■ Material provided ■
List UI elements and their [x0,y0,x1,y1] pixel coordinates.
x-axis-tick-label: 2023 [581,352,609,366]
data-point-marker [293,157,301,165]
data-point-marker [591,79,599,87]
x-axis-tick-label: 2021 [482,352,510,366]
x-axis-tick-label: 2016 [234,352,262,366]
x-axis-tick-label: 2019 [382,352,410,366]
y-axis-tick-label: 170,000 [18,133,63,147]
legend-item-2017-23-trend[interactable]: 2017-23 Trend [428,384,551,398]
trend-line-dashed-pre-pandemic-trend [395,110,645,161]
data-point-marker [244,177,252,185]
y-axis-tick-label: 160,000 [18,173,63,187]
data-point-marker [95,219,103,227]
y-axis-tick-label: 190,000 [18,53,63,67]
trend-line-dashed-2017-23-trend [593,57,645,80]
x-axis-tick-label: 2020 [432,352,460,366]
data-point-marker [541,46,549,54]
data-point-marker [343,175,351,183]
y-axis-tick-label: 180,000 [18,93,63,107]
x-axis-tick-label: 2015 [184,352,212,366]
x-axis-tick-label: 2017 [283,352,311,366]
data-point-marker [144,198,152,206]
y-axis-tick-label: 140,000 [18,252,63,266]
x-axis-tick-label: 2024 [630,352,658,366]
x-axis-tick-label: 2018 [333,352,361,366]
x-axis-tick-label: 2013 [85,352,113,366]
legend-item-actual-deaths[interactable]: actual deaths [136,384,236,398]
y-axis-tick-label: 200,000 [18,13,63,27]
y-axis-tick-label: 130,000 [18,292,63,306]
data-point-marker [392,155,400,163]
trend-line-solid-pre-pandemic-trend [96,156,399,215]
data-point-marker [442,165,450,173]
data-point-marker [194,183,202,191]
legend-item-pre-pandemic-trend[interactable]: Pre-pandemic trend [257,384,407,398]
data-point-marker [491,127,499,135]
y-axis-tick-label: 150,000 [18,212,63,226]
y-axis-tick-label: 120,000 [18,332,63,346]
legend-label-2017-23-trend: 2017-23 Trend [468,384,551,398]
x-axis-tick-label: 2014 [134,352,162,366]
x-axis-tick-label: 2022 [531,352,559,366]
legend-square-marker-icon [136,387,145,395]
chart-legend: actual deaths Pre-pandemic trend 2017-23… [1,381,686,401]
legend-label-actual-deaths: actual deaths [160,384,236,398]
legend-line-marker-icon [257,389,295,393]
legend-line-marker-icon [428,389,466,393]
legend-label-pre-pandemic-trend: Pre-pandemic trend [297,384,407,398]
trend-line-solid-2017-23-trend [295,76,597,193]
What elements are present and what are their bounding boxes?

...

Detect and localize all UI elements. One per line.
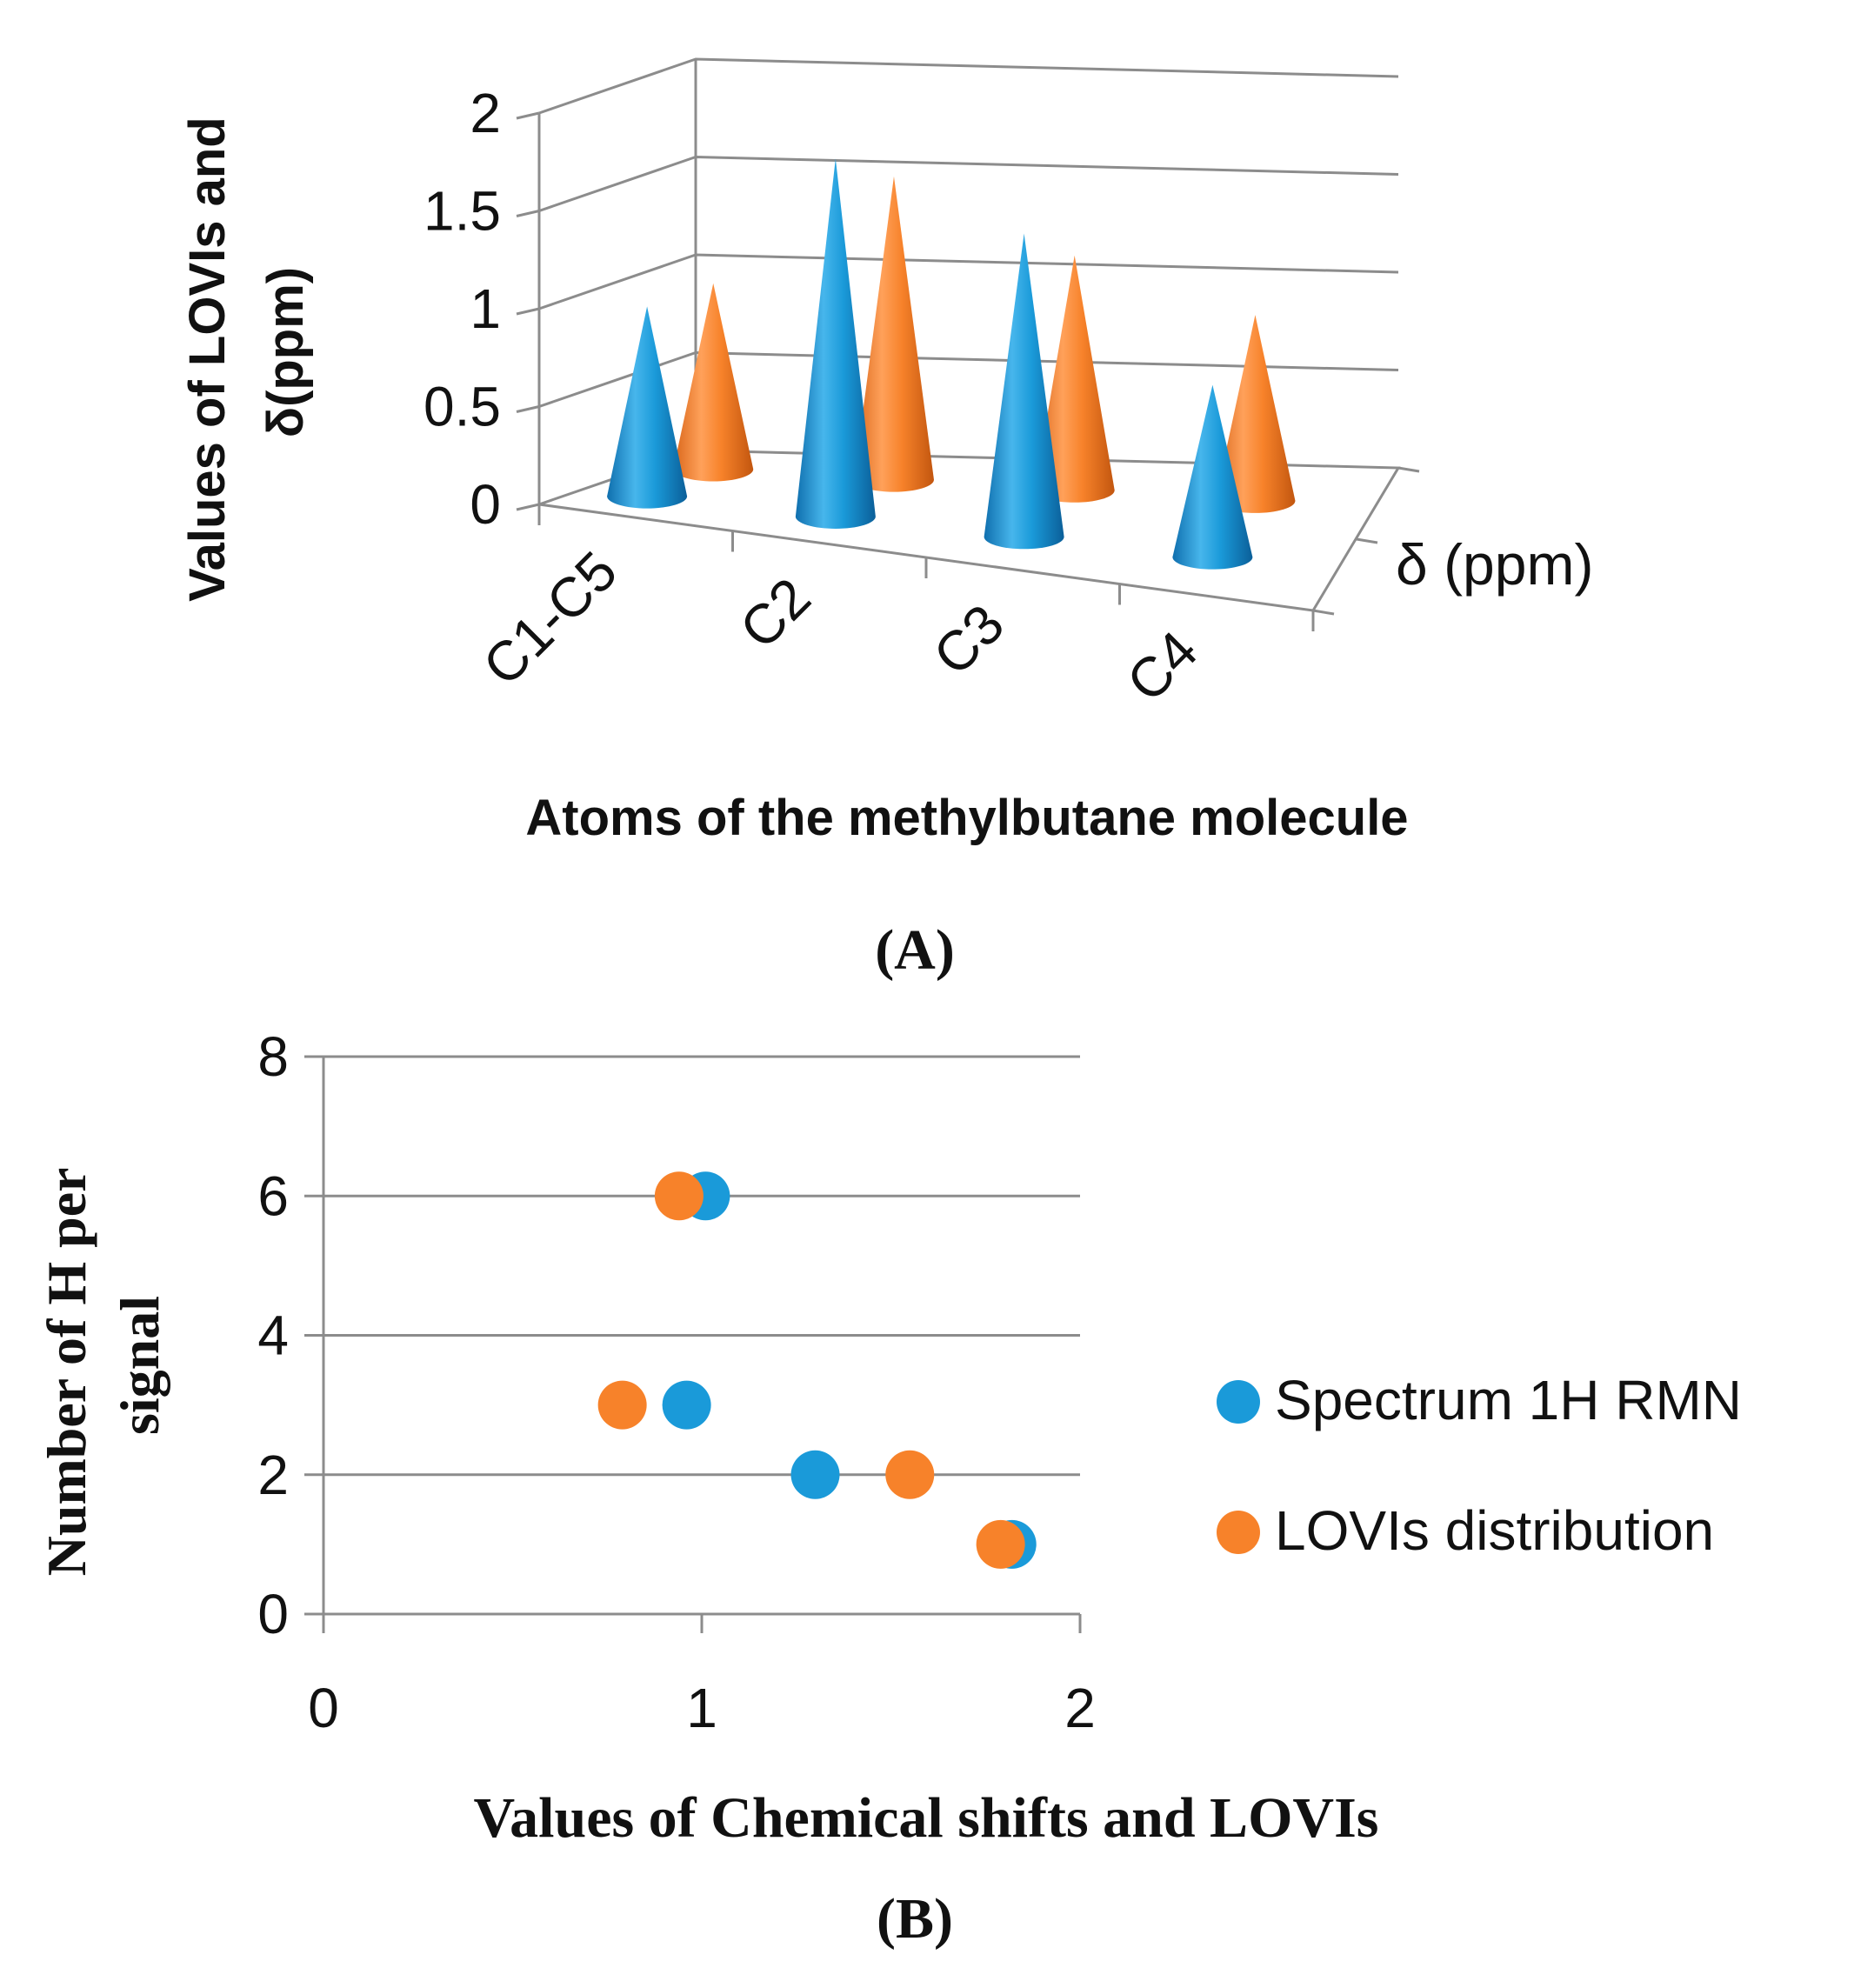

■ Task details ■
Retype the rows from the one containing "List UI elements" through the one containing "data-point-marker [392,155,400,163]", both included, reproducing each line without any change.

■ Output for this task ■
List UI elements and their [x0,y0,x1,y1] pixel coordinates.
x-axis-tick-label: 2023 [581,352,609,366]
data-point-marker [293,157,301,165]
data-point-marker [591,79,599,87]
x-axis-tick-label: 2021 [482,352,510,366]
x-axis-tick-label: 2016 [234,352,262,366]
x-axis-tick-label: 2019 [382,352,410,366]
y-axis-tick-label: 170,000 [18,133,63,147]
legend-item-2017-23-trend[interactable]: 2017-23 Trend [428,384,551,398]
trend-line-dashed-pre-pandemic-trend [395,110,645,161]
data-point-marker [244,177,252,185]
y-axis-tick-label: 160,000 [18,173,63,187]
data-point-marker [95,219,103,227]
y-axis-tick-label: 190,000 [18,53,63,67]
trend-line-dashed-2017-23-trend [593,57,645,80]
x-axis-tick-label: 2020 [432,352,460,366]
data-point-marker [541,46,549,54]
data-point-marker [343,175,351,183]
y-axis-tick-label: 180,000 [18,93,63,107]
x-axis-tick-label: 2015 [184,352,212,366]
x-axis-tick-label: 2017 [283,352,311,366]
data-point-marker [144,198,152,206]
y-axis-tick-label: 140,000 [18,252,63,266]
x-axis-tick-label: 2024 [630,352,658,366]
x-axis-tick-label: 2018 [333,352,361,366]
x-axis-tick-label: 2013 [85,352,113,366]
legend-item-actual-deaths[interactable]: actual deaths [136,384,236,398]
y-axis-tick-label: 200,000 [18,13,63,27]
y-axis-tick-label: 130,000 [18,292,63,306]
data-point-marker [392,155,400,163]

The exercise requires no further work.